### Do this
Wherever a line below holds the word "ABCC式词语大全", copy that line.
═══ Provided information ═══
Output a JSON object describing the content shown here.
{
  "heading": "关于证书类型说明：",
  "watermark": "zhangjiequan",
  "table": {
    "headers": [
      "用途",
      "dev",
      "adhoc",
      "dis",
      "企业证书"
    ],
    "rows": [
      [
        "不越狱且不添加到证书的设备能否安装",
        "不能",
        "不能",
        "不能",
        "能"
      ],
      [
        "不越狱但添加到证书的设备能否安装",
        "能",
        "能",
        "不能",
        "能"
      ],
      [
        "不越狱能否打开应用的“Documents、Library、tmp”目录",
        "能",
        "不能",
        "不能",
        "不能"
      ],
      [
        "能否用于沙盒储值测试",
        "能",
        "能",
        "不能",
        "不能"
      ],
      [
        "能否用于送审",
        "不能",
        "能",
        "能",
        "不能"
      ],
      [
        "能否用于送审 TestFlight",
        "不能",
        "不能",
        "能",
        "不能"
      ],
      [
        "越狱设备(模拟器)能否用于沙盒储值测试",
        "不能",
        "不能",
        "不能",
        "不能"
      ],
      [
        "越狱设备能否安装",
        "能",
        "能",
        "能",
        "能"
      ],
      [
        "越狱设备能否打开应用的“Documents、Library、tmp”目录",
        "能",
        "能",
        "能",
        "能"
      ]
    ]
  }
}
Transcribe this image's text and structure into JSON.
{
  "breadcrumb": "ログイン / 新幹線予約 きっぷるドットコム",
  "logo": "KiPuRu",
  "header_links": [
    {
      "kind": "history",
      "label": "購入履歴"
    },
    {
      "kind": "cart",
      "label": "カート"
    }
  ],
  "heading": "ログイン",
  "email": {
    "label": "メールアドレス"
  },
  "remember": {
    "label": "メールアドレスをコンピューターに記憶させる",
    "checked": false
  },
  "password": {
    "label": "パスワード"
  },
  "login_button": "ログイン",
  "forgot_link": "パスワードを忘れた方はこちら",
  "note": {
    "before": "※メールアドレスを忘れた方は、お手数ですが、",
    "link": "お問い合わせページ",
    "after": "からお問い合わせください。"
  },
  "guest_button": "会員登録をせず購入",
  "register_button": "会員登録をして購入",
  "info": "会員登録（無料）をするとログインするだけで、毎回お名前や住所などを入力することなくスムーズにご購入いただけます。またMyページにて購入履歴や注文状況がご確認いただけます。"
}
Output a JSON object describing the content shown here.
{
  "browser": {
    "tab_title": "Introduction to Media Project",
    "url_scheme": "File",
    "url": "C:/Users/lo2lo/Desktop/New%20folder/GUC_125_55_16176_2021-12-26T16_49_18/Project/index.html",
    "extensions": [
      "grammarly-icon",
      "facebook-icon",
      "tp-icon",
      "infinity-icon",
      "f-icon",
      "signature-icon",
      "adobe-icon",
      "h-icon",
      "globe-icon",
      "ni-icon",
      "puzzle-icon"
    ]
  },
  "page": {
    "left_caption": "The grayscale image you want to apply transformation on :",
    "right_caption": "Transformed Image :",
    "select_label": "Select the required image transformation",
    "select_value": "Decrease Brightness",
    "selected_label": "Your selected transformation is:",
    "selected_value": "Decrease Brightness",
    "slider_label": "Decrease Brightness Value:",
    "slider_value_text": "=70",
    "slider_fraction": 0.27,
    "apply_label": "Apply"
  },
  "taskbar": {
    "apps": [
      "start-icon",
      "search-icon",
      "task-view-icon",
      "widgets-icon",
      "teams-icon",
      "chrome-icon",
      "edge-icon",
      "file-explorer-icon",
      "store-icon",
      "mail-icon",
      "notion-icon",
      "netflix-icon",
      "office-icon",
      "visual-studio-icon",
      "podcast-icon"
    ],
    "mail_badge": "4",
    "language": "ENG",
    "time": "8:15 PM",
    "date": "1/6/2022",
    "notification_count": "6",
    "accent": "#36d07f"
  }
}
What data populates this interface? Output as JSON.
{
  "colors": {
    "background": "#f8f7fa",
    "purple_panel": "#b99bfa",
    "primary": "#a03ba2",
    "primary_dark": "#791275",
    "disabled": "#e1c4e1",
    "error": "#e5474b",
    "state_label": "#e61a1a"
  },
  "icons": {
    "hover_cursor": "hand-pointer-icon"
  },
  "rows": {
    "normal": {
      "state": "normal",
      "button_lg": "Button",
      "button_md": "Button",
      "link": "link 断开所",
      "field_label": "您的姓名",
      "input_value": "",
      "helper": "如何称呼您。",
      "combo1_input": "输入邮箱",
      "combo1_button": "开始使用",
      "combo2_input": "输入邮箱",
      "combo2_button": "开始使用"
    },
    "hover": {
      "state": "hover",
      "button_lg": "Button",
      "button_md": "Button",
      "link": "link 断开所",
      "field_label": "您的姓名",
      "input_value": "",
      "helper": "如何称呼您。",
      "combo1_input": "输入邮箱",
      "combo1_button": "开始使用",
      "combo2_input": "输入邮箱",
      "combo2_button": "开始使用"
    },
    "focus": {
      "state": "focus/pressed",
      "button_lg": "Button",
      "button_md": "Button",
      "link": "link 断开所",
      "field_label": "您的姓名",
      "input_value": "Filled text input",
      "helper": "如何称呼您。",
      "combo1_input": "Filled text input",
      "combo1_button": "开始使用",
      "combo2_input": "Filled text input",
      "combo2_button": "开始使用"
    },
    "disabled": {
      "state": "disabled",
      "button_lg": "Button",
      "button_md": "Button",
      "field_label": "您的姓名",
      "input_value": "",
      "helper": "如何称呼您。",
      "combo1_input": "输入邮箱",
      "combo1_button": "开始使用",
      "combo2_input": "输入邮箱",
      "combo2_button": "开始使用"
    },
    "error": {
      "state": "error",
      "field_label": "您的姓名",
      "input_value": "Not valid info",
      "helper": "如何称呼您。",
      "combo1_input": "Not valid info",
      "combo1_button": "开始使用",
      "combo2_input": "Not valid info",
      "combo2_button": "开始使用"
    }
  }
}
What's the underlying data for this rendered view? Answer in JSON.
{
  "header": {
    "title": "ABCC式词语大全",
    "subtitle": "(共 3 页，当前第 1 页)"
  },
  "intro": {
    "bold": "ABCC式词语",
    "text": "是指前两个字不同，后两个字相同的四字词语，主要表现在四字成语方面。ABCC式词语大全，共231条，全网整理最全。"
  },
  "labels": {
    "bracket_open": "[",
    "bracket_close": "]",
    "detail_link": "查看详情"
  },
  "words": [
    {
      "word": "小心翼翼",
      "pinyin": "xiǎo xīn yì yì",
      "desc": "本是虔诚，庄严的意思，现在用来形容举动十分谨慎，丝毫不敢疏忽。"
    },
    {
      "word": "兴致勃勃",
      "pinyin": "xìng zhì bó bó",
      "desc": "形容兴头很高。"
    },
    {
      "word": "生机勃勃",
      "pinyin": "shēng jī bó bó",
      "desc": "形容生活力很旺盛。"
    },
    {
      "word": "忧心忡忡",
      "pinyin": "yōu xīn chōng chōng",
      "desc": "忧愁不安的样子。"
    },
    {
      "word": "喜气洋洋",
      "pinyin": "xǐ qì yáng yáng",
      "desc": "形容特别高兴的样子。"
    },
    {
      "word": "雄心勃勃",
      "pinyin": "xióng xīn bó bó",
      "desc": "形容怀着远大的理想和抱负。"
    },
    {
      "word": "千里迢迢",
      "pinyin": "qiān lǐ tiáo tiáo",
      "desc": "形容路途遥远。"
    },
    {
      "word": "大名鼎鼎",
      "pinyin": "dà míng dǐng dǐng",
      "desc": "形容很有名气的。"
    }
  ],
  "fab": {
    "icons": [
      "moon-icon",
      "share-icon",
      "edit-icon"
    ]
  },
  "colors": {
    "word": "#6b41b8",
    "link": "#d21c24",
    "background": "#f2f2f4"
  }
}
═══
### Answer for this exercise
    "title": "ABCC式词语大全",
    "text": "是指前两个字不同，后两个字相同的四字词语，主要表现在四字成语方面。ABCC式词语大全，共231条，全网整理最全。"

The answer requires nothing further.